(Stored data)
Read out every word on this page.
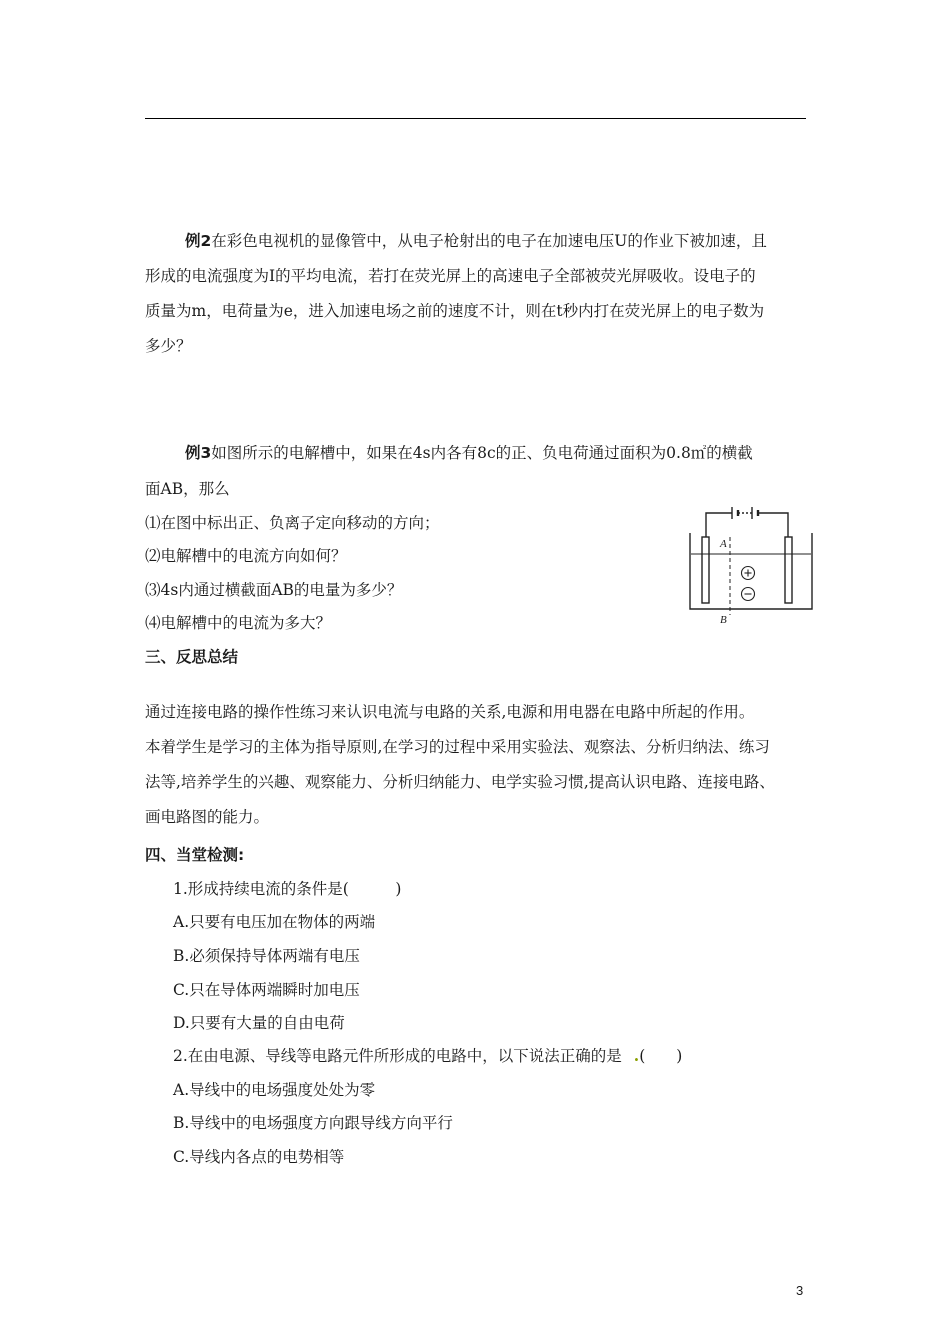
例2在彩色电视机的显像管中，从电子枪射出的电子在加速电压U的作业下被加速，且
形成的电流强度为I的平均电流，若打在荧光屏上的高速电子全部被荧光屏吸收。设电子的
质量为m，电荷量为e，进入加速电场之前的速度不计，则在t秒内打在荧光屏上的电子数为
多少？
例3如图所示的电解槽中，如果在4s内各有8c的正、负电荷通过面积为0.8㎡的横截
面AB，那么
⑴在图中标出正、负离子定向移动的方向；
⑵电解槽中的电流方向如何？
⑶4s内通过横截面AB的电量为多少？
⑷电解槽中的电流为多大？
A
B
三、反思总结
通过连接电路的操作性练习来认识电流与电路的关系,电源和用电器在电路中所起的作用。
本着学生是学习的主体为指导原则,在学习的过程中采用实验法、观察法、分析归纳法、练习
法等,培养学生的兴趣、观察能力、分析归纳能力、电学实验习惯,提高认识电路、连接电路、
画电路图的能力。
四、当堂检测:
1.形成持续电流的条件是(　　　)
A.只要有电压加在物体的两端
B.必须保持导体两端有电压
C.只在导体两端瞬时加电压
D.只要有大量的自由电荷
2.在由电源、导线等电路元件所形成的电路中，以下说法正确的是 .(　　)
A.导线中的电场强度处处为零
B.导线中的电场强度方向跟导线方向平行
C.导线内各点的电势相等
3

### Brief
Copy the whole listing above word for word but do not carry over the pictures.

### Solution to this problem
Read out every word on this page.
例2在彩色电视机的显像管中，从电子枪射出的电子在加速电压U的作业下被加速，且
形成的电流强度为I的平均电流，若打在荧光屏上的高速电子全部被荧光屏吸收。设电子的
质量为m，电荷量为e，进入加速电场之前的速度不计，则在t秒内打在荧光屏上的电子数为
多少？
例3如图所示的电解槽中，如果在4s内各有8c的正、负电荷通过面积为0.8㎡的横截
面AB，那么
⑴在图中标出正、负离子定向移动的方向；
⑵电解槽中的电流方向如何？
⑶4s内通过横截面AB的电量为多少？
⑷电解槽中的电流为多大？
A
B
三、反思总结
通过连接电路的操作性练习来认识电流与电路的关系,电源和用电器在电路中所起的作用。
本着学生是学习的主体为指导原则,在学习的过程中采用实验法、观察法、分析归纳法、练习
法等,培养学生的兴趣、观察能力、分析归纳能力、电学实验习惯,提高认识电路、连接电路、
画电路图的能力。
四、当堂检测:
1.形成持续电流的条件是(　　　)
A.只要有电压加在物体的两端
B.必须保持导体两端有电压
C.只在导体两端瞬时加电压
D.只要有大量的自由电荷
2.在由电源、导线等电路元件所形成的电路中，以下说法正确的是 .(　　)
A.导线中的电场强度处处为零
B.导线中的电场强度方向跟导线方向平行
C.导线内各点的电势相等
3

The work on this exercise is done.